==== EXERCISE MATERIAL
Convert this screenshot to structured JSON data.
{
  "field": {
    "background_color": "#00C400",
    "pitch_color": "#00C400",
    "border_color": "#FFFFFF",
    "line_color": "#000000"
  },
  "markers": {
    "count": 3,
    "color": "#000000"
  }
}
========
▶ **GIVEN PROBLEM**
Make an exact copy of the listing, including every line.

▶ **COMPLETE RESPONSE**
Convert this screenshot to structured JSON data.
{
  "field": {
    "background_color": "#00C400",
    "pitch_color": "#00C400",
    "border_color": "#FFFFFF",
    "line_color": "#000000"
  },
  "markers": {
    "count": 3,
    "color": "#000000"
  }
}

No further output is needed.